**Objective**
Report how many lines contain "username"; state the number and nothing else.

**Provided data**
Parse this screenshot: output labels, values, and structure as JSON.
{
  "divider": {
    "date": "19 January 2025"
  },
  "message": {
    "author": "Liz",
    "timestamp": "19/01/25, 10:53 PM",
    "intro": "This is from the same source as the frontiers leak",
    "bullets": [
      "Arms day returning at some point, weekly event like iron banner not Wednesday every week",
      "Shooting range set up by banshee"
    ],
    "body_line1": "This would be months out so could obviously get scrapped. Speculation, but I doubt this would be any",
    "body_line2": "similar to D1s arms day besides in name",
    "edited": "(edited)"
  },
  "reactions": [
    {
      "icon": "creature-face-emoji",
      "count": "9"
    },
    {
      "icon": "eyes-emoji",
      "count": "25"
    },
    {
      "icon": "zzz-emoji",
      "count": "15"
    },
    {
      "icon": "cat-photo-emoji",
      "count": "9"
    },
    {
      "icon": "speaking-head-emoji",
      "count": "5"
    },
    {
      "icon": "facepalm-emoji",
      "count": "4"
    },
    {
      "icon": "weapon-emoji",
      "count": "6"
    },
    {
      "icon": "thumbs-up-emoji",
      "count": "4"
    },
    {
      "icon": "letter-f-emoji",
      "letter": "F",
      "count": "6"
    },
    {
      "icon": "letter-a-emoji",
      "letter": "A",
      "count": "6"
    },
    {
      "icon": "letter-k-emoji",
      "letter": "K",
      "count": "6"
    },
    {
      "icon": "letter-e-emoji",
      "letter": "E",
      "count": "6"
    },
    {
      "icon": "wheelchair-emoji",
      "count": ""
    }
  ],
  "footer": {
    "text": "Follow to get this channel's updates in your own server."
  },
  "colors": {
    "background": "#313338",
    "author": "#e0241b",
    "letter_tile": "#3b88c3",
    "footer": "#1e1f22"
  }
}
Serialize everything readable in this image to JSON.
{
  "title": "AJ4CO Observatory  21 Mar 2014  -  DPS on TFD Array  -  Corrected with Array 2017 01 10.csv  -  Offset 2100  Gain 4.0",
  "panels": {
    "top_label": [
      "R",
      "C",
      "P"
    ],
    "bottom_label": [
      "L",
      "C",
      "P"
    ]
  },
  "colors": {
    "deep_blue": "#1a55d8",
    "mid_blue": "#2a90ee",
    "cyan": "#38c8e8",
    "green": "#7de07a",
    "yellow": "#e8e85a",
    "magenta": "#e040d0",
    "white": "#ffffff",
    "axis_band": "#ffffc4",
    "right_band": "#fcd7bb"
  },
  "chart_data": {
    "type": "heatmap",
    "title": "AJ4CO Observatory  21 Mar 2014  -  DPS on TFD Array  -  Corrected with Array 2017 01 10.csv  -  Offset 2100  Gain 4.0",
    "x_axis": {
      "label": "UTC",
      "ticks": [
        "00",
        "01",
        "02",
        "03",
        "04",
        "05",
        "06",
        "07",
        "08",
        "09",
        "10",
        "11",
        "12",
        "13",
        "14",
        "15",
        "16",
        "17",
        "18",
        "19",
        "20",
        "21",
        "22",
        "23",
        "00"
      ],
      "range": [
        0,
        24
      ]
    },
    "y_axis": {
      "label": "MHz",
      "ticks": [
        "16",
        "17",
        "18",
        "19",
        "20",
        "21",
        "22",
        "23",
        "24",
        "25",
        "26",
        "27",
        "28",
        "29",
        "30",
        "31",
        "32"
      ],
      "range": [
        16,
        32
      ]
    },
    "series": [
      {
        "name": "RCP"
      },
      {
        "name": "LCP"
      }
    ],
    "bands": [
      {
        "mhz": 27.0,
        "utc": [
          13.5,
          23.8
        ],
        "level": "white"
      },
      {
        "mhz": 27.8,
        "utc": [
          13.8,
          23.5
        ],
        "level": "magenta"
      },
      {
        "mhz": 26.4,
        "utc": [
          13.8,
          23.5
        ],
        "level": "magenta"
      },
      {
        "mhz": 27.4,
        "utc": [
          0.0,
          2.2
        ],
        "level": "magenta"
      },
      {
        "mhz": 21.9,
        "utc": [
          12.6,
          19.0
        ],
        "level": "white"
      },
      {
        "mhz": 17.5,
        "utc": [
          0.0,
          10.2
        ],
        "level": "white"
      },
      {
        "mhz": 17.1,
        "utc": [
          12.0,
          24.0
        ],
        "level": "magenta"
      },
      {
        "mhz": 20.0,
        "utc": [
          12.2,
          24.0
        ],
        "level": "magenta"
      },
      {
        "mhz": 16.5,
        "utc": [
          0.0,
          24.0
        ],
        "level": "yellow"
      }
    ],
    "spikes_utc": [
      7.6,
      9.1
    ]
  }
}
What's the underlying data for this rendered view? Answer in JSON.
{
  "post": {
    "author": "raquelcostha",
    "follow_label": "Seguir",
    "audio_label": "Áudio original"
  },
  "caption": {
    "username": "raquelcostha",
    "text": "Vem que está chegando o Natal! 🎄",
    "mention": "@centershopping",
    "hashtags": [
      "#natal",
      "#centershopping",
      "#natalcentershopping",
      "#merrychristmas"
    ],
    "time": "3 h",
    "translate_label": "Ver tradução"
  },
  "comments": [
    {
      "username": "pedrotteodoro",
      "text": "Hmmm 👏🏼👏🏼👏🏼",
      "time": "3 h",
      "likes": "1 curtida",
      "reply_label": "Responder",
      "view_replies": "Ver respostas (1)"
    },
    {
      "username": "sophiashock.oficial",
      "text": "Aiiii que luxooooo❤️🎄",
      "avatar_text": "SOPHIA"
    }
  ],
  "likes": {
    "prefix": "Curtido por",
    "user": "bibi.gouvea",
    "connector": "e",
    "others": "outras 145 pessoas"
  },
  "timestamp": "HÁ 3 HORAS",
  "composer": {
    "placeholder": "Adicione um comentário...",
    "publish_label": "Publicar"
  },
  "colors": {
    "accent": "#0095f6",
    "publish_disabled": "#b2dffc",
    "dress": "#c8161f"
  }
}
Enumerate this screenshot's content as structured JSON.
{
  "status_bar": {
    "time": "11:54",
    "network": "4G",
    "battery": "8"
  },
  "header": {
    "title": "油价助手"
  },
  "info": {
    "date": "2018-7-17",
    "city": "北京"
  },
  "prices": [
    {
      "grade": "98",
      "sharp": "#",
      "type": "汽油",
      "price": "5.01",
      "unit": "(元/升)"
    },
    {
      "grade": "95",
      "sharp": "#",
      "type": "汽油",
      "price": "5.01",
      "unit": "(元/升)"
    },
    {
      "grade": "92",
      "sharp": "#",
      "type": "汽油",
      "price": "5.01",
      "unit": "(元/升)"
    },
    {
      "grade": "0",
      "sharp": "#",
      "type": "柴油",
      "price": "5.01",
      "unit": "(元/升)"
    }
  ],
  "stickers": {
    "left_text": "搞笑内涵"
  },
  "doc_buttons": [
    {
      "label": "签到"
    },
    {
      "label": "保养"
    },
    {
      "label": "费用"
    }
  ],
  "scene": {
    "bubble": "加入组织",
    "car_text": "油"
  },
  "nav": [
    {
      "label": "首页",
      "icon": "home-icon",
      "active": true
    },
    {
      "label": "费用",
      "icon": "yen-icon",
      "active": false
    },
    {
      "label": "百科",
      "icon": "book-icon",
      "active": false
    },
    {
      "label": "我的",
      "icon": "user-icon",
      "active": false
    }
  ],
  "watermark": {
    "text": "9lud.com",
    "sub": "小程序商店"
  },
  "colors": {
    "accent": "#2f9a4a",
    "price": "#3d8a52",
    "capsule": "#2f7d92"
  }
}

**Task answer**
3